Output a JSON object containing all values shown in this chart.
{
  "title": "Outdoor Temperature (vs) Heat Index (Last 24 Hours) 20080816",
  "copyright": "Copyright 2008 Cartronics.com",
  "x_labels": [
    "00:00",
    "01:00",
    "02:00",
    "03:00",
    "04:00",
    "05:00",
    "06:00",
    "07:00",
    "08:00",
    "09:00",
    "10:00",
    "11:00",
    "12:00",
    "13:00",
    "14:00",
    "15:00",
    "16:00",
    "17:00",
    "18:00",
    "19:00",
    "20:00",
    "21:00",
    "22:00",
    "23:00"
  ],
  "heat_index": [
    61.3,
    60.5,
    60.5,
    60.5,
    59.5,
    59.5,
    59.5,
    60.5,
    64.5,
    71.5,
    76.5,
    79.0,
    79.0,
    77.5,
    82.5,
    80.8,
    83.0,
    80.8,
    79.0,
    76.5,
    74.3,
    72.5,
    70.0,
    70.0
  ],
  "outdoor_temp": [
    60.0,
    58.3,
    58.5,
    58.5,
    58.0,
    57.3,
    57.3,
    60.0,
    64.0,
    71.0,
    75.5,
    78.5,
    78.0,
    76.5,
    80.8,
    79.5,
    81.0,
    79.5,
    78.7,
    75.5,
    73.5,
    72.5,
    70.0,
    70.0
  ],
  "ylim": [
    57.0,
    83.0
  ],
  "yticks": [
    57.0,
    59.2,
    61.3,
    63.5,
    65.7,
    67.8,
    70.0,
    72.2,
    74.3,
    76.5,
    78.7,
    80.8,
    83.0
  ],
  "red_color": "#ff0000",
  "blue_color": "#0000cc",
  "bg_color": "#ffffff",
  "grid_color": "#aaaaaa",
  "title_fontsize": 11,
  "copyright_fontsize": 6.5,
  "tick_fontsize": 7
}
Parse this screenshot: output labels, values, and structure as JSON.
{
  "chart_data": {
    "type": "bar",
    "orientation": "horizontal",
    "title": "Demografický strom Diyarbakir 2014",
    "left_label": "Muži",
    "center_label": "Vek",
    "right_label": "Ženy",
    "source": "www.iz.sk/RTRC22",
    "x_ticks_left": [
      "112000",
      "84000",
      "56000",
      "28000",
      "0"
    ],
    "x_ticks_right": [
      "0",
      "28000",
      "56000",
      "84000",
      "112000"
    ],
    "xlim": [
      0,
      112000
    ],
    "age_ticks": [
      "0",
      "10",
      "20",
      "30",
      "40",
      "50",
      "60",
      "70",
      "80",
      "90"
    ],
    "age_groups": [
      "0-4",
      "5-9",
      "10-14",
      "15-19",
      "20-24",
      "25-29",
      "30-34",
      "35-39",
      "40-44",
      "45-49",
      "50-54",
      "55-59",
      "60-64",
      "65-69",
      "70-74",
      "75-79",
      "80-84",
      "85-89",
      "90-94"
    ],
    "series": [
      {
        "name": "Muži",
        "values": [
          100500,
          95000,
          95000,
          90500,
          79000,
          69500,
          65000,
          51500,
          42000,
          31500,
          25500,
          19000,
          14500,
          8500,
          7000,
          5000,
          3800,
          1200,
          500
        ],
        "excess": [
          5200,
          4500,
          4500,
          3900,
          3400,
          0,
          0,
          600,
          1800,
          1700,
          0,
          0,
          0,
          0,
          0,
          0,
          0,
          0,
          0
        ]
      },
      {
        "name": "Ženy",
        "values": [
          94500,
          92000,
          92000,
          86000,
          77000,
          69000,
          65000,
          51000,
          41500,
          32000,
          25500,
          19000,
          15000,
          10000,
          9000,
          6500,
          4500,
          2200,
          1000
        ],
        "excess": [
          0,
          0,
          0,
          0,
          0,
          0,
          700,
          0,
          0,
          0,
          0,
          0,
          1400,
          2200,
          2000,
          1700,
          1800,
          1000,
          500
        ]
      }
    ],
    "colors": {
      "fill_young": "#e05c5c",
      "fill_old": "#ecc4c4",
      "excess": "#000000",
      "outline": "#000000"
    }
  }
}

★ ★ ★ ★ ★

The records above must be repeated exactly, every one of them.

Exercise result:
Output a JSON object containing all values shown in this chart.
{
  "title": "Outdoor Temperature (vs) Heat Index (Last 24 Hours) 20080816",
  "copyright": "Copyright 2008 Cartronics.com",
  "x_labels": [
    "00:00",
    "01:00",
    "02:00",
    "03:00",
    "04:00",
    "05:00",
    "06:00",
    "07:00",
    "08:00",
    "09:00",
    "10:00",
    "11:00",
    "12:00",
    "13:00",
    "14:00",
    "15:00",
    "16:00",
    "17:00",
    "18:00",
    "19:00",
    "20:00",
    "21:00",
    "22:00",
    "23:00"
  ],
  "heat_index": [
    61.3,
    60.5,
    60.5,
    60.5,
    59.5,
    59.5,
    59.5,
    60.5,
    64.5,
    71.5,
    76.5,
    79.0,
    79.0,
    77.5,
    82.5,
    80.8,
    83.0,
    80.8,
    79.0,
    76.5,
    74.3,
    72.5,
    70.0,
    70.0
  ],
  "outdoor_temp": [
    60.0,
    58.3,
    58.5,
    58.5,
    58.0,
    57.3,
    57.3,
    60.0,
    64.0,
    71.0,
    75.5,
    78.5,
    78.0,
    76.5,
    80.8,
    79.5,
    81.0,
    79.5,
    78.7,
    75.5,
    73.5,
    72.5,
    70.0,
    70.0
  ],
  "ylim": [
    57.0,
    83.0
  ],
  "yticks": [
    57.0,
    59.2,
    61.3,
    63.5,
    65.7,
    67.8,
    70.0,
    72.2,
    74.3,
    76.5,
    78.7,
    80.8,
    83.0
  ],
  "red_color": "#ff0000",
  "blue_color": "#0000cc",
  "bg_color": "#ffffff",
  "grid_color": "#aaaaaa",
  "title_fontsize": 11,
  "copyright_fontsize": 6.5,
  "tick_fontsize": 7
}
Parse this screenshot: output labels, values, and structure as JSON.
{
  "chart_data": {
    "type": "bar",
    "orientation": "horizontal",
    "title": "Demografický strom Diyarbakir 2014",
    "left_label": "Muži",
    "center_label": "Vek",
    "right_label": "Ženy",
    "source": "www.iz.sk/RTRC22",
    "x_ticks_left": [
      "112000",
      "84000",
      "56000",
      "28000",
      "0"
    ],
    "x_ticks_right": [
      "0",
      "28000",
      "56000",
      "84000",
      "112000"
    ],
    "xlim": [
      0,
      112000
    ],
    "age_ticks": [
      "0",
      "10",
      "20",
      "30",
      "40",
      "50",
      "60",
      "70",
      "80",
      "90"
    ],
    "age_groups": [
      "0-4",
      "5-9",
      "10-14",
      "15-19",
      "20-24",
      "25-29",
      "30-34",
      "35-39",
      "40-44",
      "45-49",
      "50-54",
      "55-59",
      "60-64",
      "65-69",
      "70-74",
      "75-79",
      "80-84",
      "85-89",
      "90-94"
    ],
    "series": [
      {
        "name": "Muži",
        "values": [
          100500,
          95000,
          95000,
          90500,
          79000,
          69500,
          65000,
          51500,
          42000,
          31500,
          25500,
          19000,
          14500,
          8500,
          7000,
          5000,
          3800,
          1200,
          500
        ],
        "excess": [
          5200,
          4500,
          4500,
          3900,
          3400,
          0,
          0,
          600,
          1800,
          1700,
          0,
          0,
          0,
          0,
          0,
          0,
          0,
          0,
          0
        ]
      },
      {
        "name": "Ženy",
        "values": [
          94500,
          92000,
          92000,
          86000,
          77000,
          69000,
          65000,
          51000,
          41500,
          32000,
          25500,
          19000,
          15000,
          10000,
          9000,
          6500,
          4500,
          2200,
          1000
        ],
        "excess": [
          0,
          0,
          0,
          0,
          0,
          0,
          700,
          0,
          0,
          0,
          0,
          0,
          1400,
          2200,
          2000,
          1700,
          1800,
          1000,
          500
        ]
      }
    ],
    "colors": {
      "fill_young": "#e05c5c",
      "fill_old": "#ecc4c4",
      "excess": "#000000",
      "outline": "#000000"
    }
  }
}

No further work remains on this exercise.